[Begin RECORDS SUPPLIED]

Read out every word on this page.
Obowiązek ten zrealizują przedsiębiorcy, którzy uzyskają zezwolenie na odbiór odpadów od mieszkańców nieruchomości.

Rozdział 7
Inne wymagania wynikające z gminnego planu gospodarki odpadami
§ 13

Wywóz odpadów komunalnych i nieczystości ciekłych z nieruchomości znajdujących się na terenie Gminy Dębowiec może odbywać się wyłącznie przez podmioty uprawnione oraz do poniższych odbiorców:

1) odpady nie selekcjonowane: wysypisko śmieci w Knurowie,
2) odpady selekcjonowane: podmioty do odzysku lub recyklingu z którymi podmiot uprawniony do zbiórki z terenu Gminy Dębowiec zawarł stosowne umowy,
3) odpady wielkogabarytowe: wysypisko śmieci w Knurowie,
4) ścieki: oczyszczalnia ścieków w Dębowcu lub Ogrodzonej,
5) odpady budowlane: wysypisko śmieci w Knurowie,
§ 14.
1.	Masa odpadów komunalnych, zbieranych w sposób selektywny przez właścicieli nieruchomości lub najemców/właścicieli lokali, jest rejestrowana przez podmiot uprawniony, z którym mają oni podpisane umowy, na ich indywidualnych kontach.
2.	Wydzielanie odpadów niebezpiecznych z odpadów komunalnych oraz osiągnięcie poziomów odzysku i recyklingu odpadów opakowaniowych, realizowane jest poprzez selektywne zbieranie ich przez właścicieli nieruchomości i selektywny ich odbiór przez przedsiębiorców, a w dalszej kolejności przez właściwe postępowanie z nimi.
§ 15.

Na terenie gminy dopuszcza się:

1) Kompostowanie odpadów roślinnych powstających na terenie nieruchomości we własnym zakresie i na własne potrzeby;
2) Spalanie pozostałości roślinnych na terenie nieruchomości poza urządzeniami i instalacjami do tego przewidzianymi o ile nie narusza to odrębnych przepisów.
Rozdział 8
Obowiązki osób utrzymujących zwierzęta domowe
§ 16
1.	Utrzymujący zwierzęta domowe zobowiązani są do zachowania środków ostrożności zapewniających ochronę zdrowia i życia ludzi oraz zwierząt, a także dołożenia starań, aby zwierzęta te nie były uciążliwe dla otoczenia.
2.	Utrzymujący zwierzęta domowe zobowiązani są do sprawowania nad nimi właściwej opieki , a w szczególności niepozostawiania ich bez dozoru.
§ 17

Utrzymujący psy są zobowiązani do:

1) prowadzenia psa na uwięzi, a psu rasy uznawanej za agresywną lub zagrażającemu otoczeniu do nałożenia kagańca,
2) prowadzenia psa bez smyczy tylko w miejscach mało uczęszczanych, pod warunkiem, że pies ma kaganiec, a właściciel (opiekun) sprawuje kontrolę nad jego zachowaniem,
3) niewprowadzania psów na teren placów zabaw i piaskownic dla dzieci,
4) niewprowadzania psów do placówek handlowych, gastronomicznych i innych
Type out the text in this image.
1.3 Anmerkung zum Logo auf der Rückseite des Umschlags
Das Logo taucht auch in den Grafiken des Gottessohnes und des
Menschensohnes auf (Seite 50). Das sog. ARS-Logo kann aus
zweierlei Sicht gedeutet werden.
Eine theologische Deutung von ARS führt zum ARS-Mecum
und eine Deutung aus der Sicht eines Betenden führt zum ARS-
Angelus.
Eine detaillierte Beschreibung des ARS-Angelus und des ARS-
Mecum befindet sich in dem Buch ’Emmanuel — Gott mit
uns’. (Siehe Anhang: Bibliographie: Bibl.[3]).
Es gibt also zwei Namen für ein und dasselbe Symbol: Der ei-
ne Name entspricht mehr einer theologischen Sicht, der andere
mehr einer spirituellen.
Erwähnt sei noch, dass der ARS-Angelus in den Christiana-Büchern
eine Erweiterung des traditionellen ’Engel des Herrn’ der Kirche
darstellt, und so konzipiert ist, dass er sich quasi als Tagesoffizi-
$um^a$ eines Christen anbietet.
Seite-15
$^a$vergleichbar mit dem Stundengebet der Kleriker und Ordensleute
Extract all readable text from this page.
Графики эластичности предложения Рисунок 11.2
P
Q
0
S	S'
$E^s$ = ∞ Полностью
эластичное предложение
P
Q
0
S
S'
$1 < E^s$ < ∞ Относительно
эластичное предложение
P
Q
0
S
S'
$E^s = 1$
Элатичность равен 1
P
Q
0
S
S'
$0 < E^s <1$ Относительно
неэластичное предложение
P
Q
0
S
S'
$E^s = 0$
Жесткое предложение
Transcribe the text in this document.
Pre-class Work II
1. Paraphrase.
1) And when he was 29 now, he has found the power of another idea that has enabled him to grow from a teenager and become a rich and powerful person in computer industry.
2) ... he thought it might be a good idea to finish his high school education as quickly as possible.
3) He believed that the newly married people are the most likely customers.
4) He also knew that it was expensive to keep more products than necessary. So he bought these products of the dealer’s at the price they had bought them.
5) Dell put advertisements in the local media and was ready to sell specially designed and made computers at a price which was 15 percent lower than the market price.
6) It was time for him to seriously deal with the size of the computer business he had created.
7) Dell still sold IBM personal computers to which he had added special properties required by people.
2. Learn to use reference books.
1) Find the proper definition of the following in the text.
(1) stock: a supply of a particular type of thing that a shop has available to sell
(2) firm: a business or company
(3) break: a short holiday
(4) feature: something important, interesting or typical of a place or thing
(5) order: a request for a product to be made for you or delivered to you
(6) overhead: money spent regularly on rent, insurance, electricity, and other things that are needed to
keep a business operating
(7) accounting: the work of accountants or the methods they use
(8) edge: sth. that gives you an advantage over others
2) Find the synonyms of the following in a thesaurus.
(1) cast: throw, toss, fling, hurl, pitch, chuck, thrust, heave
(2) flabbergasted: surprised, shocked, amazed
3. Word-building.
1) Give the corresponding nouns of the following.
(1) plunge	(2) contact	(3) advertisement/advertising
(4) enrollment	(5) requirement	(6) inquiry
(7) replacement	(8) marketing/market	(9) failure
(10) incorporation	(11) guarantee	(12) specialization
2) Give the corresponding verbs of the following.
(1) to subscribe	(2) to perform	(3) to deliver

[End RECORDS SUPPLIED]

● PROBLEM
Copy every record exactly, with nothing added or dropped.

● RESPONSE TO THE EXERCISE
Read out every word on this page.
Obowiązek ten zrealizują przedsiębiorcy, którzy uzyskają zezwolenie na odbiór odpadów od mieszkańców nieruchomości.

Rozdział 7
Inne wymagania wynikające z gminnego planu gospodarki odpadami
§ 13

Wywóz odpadów komunalnych i nieczystości ciekłych z nieruchomości znajdujących się na terenie Gminy Dębowiec może odbywać się wyłącznie przez podmioty uprawnione oraz do poniższych odbiorców:

1) odpady nie selekcjonowane: wysypisko śmieci w Knurowie,
2) odpady selekcjonowane: podmioty do odzysku lub recyklingu z którymi podmiot uprawniony do zbiórki z terenu Gminy Dębowiec zawarł stosowne umowy,
3) odpady wielkogabarytowe: wysypisko śmieci w Knurowie,
4) ścieki: oczyszczalnia ścieków w Dębowcu lub Ogrodzonej,
5) odpady budowlane: wysypisko śmieci w Knurowie,
§ 14.
1.	Masa odpadów komunalnych, zbieranych w sposób selektywny przez właścicieli nieruchomości lub najemców/właścicieli lokali, jest rejestrowana przez podmiot uprawniony, z którym mają oni podpisane umowy, na ich indywidualnych kontach.
2.	Wydzielanie odpadów niebezpiecznych z odpadów komunalnych oraz osiągnięcie poziomów odzysku i recyklingu odpadów opakowaniowych, realizowane jest poprzez selektywne zbieranie ich przez właścicieli nieruchomości i selektywny ich odbiór przez przedsiębiorców, a w dalszej kolejności przez właściwe postępowanie z nimi.
§ 15.

Na terenie gminy dopuszcza się:

1) Kompostowanie odpadów roślinnych powstających na terenie nieruchomości we własnym zakresie i na własne potrzeby;
2) Spalanie pozostałości roślinnych na terenie nieruchomości poza urządzeniami i instalacjami do tego przewidzianymi o ile nie narusza to odrębnych przepisów.
Rozdział 8
Obowiązki osób utrzymujących zwierzęta domowe
§ 16
1.	Utrzymujący zwierzęta domowe zobowiązani są do zachowania środków ostrożności zapewniających ochronę zdrowia i życia ludzi oraz zwierząt, a także dołożenia starań, aby zwierzęta te nie były uciążliwe dla otoczenia.
2.	Utrzymujący zwierzęta domowe zobowiązani są do sprawowania nad nimi właściwej opieki , a w szczególności niepozostawiania ich bez dozoru.
§ 17

Utrzymujący psy są zobowiązani do:

1) prowadzenia psa na uwięzi, a psu rasy uznawanej za agresywną lub zagrażającemu otoczeniu do nałożenia kagańca,
2) prowadzenia psa bez smyczy tylko w miejscach mało uczęszczanych, pod warunkiem, że pies ma kaganiec, a właściciel (opiekun) sprawuje kontrolę nad jego zachowaniem,
3) niewprowadzania psów na teren placów zabaw i piaskownic dla dzieci,
4) niewprowadzania psów do placówek handlowych, gastronomicznych i innych
Type out the text in this image.
1.3 Anmerkung zum Logo auf der Rückseite des Umschlags
Das Logo taucht auch in den Grafiken des Gottessohnes und des
Menschensohnes auf (Seite 50). Das sog. ARS-Logo kann aus
zweierlei Sicht gedeutet werden.
Eine theologische Deutung von ARS führt zum ARS-Mecum
und eine Deutung aus der Sicht eines Betenden führt zum ARS-
Angelus.
Eine detaillierte Beschreibung des ARS-Angelus und des ARS-
Mecum befindet sich in dem Buch ’Emmanuel — Gott mit
uns’. (Siehe Anhang: Bibliographie: Bibl.[3]).
Es gibt also zwei Namen für ein und dasselbe Symbol: Der ei-
ne Name entspricht mehr einer theologischen Sicht, der andere
mehr einer spirituellen.
Erwähnt sei noch, dass der ARS-Angelus in den Christiana-Büchern
eine Erweiterung des traditionellen ’Engel des Herrn’ der Kirche
darstellt, und so konzipiert ist, dass er sich quasi als Tagesoffizi-
$um^a$ eines Christen anbietet.
Seite-15
$^a$vergleichbar mit dem Stundengebet der Kleriker und Ordensleute
Extract all readable text from this page.
Графики эластичности предложения Рисунок 11.2
P
Q
0
S	S'
$E^s$ = ∞ Полностью
эластичное предложение
P
Q
0
S
S'
$1 < E^s$ < ∞ Относительно
эластичное предложение
P
Q
0
S
S'
$E^s = 1$
Элатичность равен 1
P
Q
0
S
S'
$0 < E^s <1$ Относительно
неэластичное предложение
P
Q
0
S
S'
$E^s = 0$
Жесткое предложение
Transcribe the text in this document.
Pre-class Work II
1. Paraphrase.
1) And when he was 29 now, he has found the power of another idea that has enabled him to grow from a teenager and become a rich and powerful person in computer industry.
2) ... he thought it might be a good idea to finish his high school education as quickly as possible.
3) He believed that the newly married people are the most likely customers.
4) He also knew that it was expensive to keep more products than necessary. So he bought these products of the dealer’s at the price they had bought them.
5) Dell put advertisements in the local media and was ready to sell specially designed and made computers at a price which was 15 percent lower than the market price.
6) It was time for him to seriously deal with the size of the computer business he had created.
7) Dell still sold IBM personal computers to which he had added special properties required by people.
2. Learn to use reference books.
1) Find the proper definition of the following in the text.
(1) stock: a supply of a particular type of thing that a shop has available to sell
(2) firm: a business or company
(3) break: a short holiday
(4) feature: something important, interesting or typical of a place or thing
(5) order: a request for a product to be made for you or delivered to you
(6) overhead: money spent regularly on rent, insurance, electricity, and other things that are needed to
keep a business operating
(7) accounting: the work of accountants or the methods they use
(8) edge: sth. that gives you an advantage over others
2) Find the synonyms of the following in a thesaurus.
(1) cast: throw, toss, fling, hurl, pitch, chuck, thrust, heave
(2) flabbergasted: surprised, shocked, amazed
3. Word-building.
1) Give the corresponding nouns of the following.
(1) plunge	(2) contact	(3) advertisement/advertising
(4) enrollment	(5) requirement	(6) inquiry
(7) replacement	(8) marketing/market	(9) failure
(10) incorporation	(11) guarantee	(12) specialization
2) Give the corresponding verbs of the following.
(1) to subscribe	(2) to perform	(3) to deliver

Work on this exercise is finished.